### DO THIS
Can you print the data exactly and leave out each image?
────────────────────
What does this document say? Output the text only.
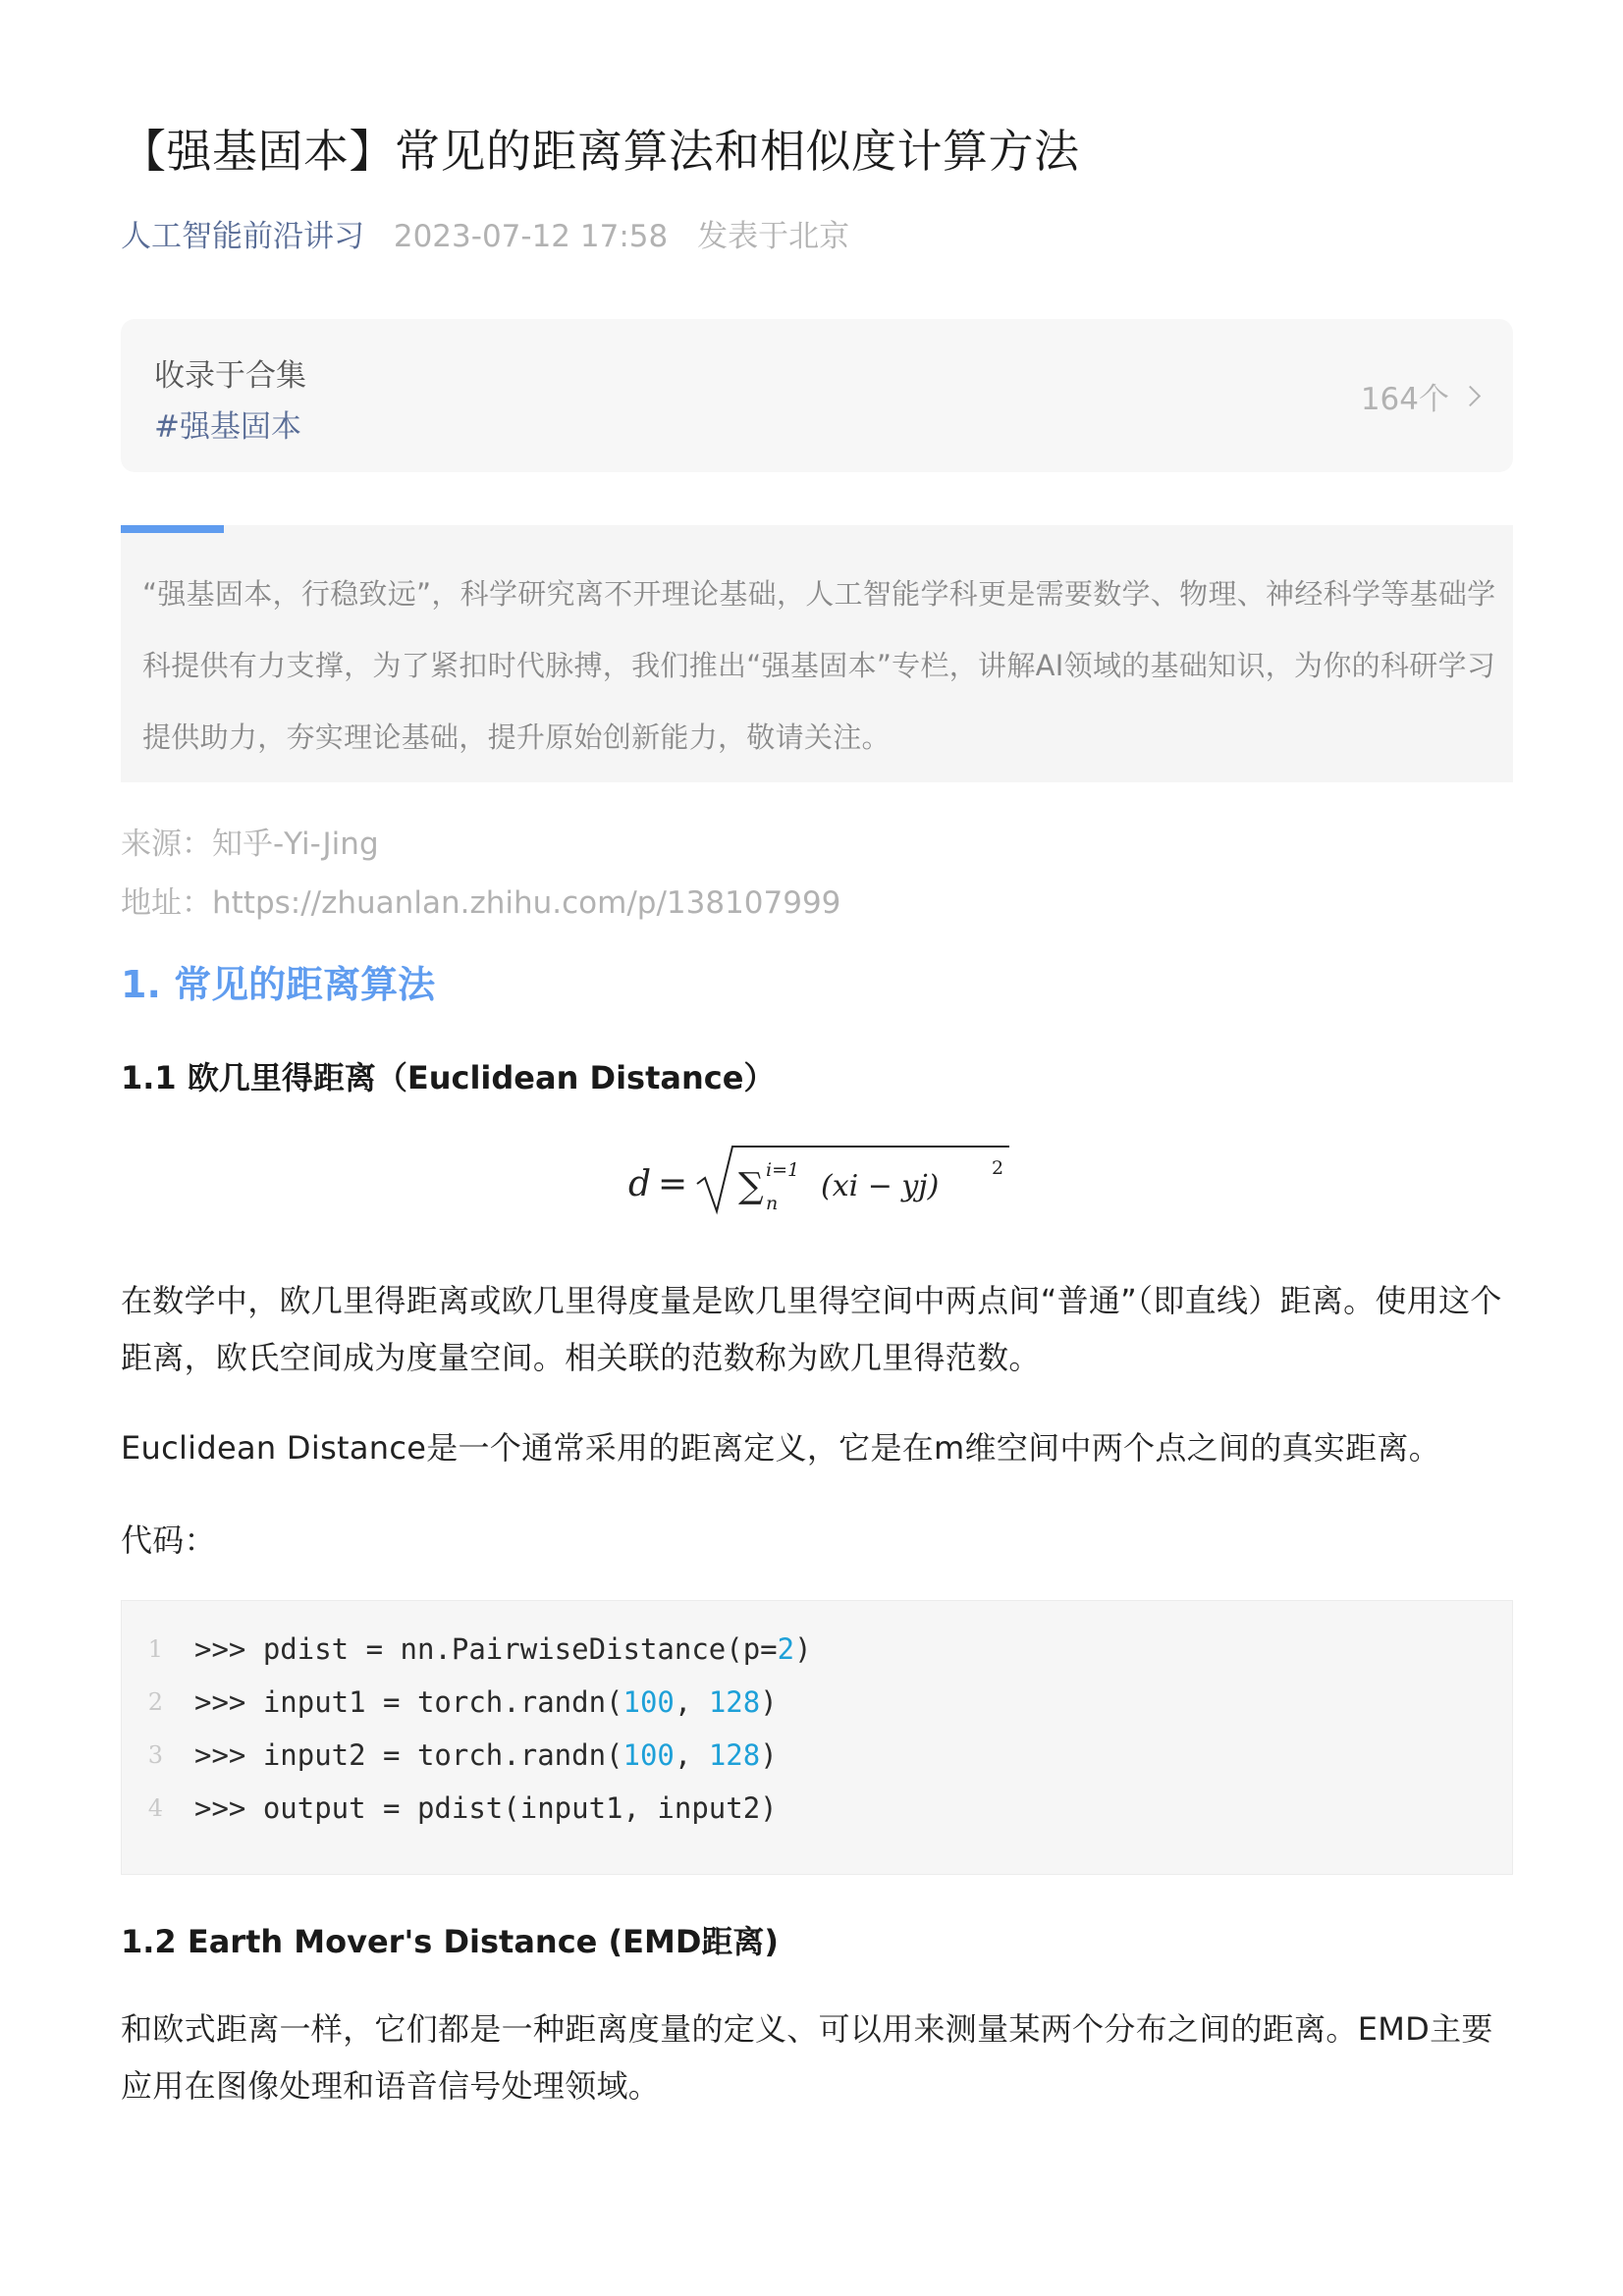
【强基固本】常见的距离算法和相似度计算方法
人工智能前沿讲习 2023-07-12 17:58 发表于北京
收录于合集
#强基固本
164个
“强基固本，行稳致远”，科学研究离不开理论基础，人工智能学科更是需要数学、物理、神经科学等基础学科提供有力支撑，为了紧扣时代脉搏，我们推出“强基固本”专栏，讲解AI领域的基础知识，为你的科研学习提供助力，夯实理论基础，提升原始创新能力，敬请关注。
来源：知乎-Yi-Jing
地址：https://zhuanlan.zhihu.com/p/138107999
1. 常见的距离算法
1.1 欧几里得距离（Euclidean Distance）
d = ∑ i=1
n (xi − yj)
2
在数学中，欧几里得距离或欧几里得度量是欧几里得空间中两点间“普通”（即直线）距离。使用这个距离，欧氏空间成为度量空间。相关联的范数称为欧几里得范数。
Euclidean Distance是一个通常采用的距离定义，它是在m维空间中两个点之间的真实距离。
代码：
1 >>> pdist = nn.PairwiseDistance(p= 2 )
2 >>> input1 = torch.randn( 100 , 128 )
3 >>> input2 = torch.randn( 100 , 128 )
4 >>> output = pdist(input1, input2)
1.2 Earth Mover's Distance (EMD距离)
和欧式距离一样，它们都是一种距离度量的定义、可以用来测量某两个分布之间的距离。EMD主要应用在图像处理和语音信号处理领域。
────────────────────
### WRITTEN ANSWER
What does this document say? Output the text only.
【强基固本】常见的距离算法和相似度计算方法
人工智能前沿讲习 2023-07-12 17:58 发表于北京
收录于合集
#强基固本
164个
“强基固本，行稳致远”，科学研究离不开理论基础，人工智能学科更是需要数学、物理、神经科学等基础学科提供有力支撑，为了紧扣时代脉搏，我们推出“强基固本”专栏，讲解AI领域的基础知识，为你的科研学习提供助力，夯实理论基础，提升原始创新能力，敬请关注。
来源：知乎-Yi-Jing
地址：https://zhuanlan.zhihu.com/p/138107999
1. 常见的距离算法
1.1 欧几里得距离（Euclidean Distance）
d = ∑ i=1
n (xi − yj)
2
在数学中，欧几里得距离或欧几里得度量是欧几里得空间中两点间“普通”（即直线）距离。使用这个距离，欧氏空间成为度量空间。相关联的范数称为欧几里得范数。
Euclidean Distance是一个通常采用的距离定义，它是在m维空间中两个点之间的真实距离。
代码：
1 >>> pdist = nn.PairwiseDistance(p= 2 )
2 >>> input1 = torch.randn( 100 , 128 )
3 >>> input2 = torch.randn( 100 , 128 )
4 >>> output = pdist(input1, input2)
1.2 Earth Mover's Distance (EMD距离)
和欧式距离一样，它们都是一种距离度量的定义、可以用来测量某两个分布之间的距离。EMD主要应用在图像处理和语音信号处理领域。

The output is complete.